Supplied passage
Pain E-book Flashcards
Adjuvant analgesics
- Adjuvant analgesics (also known as co-analgesics) are drugs with a primary
indication other than pain which are used for analgesia. - Adjuvants may be used in both acute and chronic pain and are recommended by
WHO at all stages of the pain ladder (see stage 3 pain module and section 4 of this
eBook). They are of particular value in neuropathic, post-operative and cancer pain.
Types of adjuvant
analgesics & examples
-Alpha-2 agonists Clonidine
-Antidepressants Amitriptyline
Duloxetine
-Anticonvulsants Gabapentin
Pregabalin
Carbamazepine
-Bisphosphonates Pamidronate
Zoledronic acid
-Corticosteroids Dexamethasone
Prednisolone
-NMDA receptor
antagonists
Ketamine
-Topical agents Capsaicin
Neuropathic pain
Neuropathic pain occurs when there is damage to, or a change within, the central or
peripheral nervous systems. This may occur with Herpes zoster infections (the pain
of shingles), direct damage to, or compression of, a nerve (e.g. sciatica), tumour
infiltration of a nerve or as the result of chemotherapy for cancer. The pain may be
continuous or consist of unpredictable episodes, the latter often being likened to
having an electric shock.
Neuropathic pain is often described as:
- Tingling
- Burning
- Electrical
- Stabbing
- Pins & needles
- Itching
Tactile allodynia
This is when even a very light touch on the skin of the patient will result in the sensation of severe pain in the area and the patient may find the touch of clothing or bedclothes intolerable.

Record set
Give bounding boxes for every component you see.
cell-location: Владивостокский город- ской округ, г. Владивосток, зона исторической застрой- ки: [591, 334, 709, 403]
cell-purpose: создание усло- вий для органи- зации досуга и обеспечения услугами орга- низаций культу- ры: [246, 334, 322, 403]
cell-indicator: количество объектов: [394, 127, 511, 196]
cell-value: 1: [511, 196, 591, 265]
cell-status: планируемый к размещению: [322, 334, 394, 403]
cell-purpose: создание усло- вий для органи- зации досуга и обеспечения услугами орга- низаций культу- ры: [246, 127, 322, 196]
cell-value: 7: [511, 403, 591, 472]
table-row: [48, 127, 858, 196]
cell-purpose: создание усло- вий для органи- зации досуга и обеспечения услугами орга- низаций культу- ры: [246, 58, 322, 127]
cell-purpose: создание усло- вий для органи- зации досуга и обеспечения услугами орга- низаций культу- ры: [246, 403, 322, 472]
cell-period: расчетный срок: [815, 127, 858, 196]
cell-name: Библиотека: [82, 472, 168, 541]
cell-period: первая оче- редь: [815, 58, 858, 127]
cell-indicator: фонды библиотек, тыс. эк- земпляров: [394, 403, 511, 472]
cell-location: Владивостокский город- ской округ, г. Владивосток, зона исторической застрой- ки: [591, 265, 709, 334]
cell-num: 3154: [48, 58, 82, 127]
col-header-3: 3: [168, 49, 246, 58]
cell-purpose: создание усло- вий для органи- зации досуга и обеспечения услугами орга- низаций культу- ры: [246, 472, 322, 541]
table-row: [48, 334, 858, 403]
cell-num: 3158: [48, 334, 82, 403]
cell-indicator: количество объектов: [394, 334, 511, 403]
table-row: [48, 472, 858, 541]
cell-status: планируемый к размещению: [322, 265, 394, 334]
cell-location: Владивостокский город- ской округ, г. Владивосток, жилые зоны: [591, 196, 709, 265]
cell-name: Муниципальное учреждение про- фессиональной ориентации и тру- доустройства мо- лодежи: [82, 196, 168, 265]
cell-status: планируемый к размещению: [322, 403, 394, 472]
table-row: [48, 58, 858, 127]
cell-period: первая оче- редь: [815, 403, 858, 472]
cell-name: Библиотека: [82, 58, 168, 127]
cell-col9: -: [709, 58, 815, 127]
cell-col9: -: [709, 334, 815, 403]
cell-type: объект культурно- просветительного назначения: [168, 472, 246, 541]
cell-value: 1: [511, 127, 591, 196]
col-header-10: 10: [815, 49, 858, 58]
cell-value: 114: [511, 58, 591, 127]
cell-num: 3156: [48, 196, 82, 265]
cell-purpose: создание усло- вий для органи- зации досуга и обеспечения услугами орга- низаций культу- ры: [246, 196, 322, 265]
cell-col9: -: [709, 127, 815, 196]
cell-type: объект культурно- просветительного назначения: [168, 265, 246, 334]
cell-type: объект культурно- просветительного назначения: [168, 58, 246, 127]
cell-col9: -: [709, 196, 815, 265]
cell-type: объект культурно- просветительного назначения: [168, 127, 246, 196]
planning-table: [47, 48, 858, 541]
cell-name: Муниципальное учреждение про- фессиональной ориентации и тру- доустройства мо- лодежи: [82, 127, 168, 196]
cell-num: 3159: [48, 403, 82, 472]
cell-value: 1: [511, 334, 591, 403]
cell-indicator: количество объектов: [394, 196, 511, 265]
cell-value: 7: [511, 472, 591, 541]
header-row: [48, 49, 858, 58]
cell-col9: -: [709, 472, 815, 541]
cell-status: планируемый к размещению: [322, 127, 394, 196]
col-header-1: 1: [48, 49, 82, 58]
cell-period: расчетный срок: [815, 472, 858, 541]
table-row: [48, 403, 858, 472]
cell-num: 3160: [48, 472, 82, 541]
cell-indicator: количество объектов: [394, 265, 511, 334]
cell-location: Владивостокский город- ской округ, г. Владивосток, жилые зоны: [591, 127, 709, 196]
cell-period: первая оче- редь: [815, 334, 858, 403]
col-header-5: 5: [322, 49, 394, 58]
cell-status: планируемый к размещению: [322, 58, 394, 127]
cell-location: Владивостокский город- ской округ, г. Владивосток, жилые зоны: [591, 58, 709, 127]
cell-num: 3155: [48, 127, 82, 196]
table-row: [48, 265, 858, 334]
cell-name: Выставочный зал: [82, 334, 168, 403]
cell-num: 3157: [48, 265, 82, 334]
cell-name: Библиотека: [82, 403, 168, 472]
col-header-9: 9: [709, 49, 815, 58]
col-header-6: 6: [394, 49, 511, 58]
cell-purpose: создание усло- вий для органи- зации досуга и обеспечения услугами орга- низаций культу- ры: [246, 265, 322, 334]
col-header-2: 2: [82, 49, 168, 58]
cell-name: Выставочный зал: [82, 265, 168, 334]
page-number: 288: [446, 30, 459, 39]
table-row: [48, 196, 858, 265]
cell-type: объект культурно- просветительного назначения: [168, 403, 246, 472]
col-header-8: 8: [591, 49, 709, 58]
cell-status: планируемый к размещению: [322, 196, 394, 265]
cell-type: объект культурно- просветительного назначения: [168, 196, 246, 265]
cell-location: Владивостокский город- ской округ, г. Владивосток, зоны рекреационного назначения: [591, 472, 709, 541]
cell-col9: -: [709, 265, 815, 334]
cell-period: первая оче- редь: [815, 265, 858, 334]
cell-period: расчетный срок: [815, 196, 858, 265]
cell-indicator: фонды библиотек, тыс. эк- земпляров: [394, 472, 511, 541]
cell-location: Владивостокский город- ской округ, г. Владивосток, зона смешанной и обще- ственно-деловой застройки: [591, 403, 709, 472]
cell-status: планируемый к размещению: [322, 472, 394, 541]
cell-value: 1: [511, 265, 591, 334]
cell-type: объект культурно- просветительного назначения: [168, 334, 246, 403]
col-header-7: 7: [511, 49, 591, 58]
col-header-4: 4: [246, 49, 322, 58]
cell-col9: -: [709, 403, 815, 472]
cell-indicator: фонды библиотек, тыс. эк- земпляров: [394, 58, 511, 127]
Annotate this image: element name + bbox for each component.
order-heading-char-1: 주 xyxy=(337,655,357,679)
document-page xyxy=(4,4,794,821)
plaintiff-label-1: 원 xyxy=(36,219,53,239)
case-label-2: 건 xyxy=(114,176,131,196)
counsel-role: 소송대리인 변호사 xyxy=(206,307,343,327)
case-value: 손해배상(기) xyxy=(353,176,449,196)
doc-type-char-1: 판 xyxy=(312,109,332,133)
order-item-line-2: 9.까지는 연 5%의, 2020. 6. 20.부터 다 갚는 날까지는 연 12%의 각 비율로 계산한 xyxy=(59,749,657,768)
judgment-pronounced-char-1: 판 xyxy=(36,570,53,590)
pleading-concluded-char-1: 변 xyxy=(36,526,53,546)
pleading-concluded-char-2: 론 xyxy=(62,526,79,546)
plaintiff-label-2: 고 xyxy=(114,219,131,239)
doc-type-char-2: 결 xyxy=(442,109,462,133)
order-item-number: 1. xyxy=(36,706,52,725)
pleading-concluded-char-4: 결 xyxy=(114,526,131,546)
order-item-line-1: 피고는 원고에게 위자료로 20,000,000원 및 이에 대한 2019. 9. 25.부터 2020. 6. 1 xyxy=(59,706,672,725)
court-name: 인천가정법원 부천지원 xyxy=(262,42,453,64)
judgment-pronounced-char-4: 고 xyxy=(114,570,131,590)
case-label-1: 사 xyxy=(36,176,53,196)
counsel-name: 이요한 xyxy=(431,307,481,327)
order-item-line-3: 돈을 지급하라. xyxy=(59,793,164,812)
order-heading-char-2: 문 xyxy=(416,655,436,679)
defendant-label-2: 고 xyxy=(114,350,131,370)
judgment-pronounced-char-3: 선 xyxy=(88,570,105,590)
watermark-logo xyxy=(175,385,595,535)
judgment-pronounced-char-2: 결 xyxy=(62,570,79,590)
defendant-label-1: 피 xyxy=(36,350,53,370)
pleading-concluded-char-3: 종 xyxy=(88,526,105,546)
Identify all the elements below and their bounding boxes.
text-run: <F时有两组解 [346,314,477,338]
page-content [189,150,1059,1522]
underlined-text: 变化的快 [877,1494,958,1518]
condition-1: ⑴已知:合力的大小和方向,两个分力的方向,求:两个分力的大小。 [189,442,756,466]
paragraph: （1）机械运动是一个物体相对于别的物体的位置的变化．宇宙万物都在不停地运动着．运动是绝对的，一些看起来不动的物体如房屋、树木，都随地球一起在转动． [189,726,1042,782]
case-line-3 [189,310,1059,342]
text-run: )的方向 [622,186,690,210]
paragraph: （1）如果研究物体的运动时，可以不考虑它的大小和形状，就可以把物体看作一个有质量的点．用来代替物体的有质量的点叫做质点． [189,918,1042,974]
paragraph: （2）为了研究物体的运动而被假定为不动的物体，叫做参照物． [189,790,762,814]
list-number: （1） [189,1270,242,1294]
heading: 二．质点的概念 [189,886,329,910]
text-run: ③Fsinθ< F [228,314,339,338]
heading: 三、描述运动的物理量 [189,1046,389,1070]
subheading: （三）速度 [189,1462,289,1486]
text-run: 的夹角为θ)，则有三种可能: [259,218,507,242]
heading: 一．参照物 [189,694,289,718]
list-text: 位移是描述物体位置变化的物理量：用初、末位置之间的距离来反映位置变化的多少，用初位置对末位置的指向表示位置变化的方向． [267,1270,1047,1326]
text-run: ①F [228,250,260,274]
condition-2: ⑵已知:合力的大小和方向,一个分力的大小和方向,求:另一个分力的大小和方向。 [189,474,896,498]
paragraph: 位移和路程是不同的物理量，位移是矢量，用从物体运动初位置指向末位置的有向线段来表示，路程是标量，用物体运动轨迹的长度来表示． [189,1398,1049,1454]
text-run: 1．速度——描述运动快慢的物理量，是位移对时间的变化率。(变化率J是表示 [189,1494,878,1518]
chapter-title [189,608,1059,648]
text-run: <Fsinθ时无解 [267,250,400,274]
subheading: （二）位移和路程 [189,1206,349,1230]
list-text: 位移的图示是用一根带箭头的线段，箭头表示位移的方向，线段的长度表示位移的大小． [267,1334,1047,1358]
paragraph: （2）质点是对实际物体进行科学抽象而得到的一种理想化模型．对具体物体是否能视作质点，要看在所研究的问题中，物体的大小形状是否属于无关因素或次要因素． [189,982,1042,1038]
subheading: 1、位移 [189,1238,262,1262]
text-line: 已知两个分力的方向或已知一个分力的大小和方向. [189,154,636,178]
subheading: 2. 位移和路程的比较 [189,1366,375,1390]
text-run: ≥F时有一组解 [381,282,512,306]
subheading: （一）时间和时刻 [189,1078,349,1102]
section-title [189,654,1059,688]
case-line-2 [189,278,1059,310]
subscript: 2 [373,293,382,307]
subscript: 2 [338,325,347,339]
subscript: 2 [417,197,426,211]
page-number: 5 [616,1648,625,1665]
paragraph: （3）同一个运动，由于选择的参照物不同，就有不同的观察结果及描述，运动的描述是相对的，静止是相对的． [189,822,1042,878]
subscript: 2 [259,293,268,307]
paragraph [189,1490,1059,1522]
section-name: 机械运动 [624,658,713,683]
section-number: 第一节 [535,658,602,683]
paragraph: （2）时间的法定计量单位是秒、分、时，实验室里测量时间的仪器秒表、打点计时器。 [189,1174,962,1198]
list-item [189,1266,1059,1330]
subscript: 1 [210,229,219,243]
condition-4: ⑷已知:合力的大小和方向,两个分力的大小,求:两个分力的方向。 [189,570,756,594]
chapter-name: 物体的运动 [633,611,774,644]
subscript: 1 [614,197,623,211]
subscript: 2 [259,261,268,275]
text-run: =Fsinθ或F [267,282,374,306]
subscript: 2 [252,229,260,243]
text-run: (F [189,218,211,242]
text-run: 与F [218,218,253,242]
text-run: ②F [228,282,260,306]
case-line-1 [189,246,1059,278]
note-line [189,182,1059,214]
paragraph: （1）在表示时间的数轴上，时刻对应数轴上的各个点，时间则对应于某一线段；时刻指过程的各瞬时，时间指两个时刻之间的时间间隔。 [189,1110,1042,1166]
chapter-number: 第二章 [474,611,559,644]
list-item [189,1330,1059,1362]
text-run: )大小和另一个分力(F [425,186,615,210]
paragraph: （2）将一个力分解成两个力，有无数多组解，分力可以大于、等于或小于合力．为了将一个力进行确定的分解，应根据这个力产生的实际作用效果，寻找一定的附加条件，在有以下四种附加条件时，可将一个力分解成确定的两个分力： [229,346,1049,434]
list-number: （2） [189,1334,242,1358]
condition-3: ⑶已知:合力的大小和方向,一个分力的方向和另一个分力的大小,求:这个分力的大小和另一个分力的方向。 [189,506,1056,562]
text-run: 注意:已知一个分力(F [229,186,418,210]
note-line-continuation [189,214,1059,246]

Complete the following
1 - According to the adjuvant analgesics passage, in which types of pain are adjuvants of particular value?
2 - Reproduce the adjuvant analgesics passage verbatim, everything from "Neuropathic pain is" down to "or bedclothes intolerable.".

Solutions for each task
1 - Neuropathic, post-operative and cancer pain.

2 -
Neuropathic pain is often described as:
- Tingling
- Burning
- Electrical
- Stabbing
- Pins & needles
- Itching
Tactile allodynia
This is when even a very light touch on the skin of the patient will result in the sensation of severe pain in the area and the patient may find the touch of clothing or bedclothes intolerable.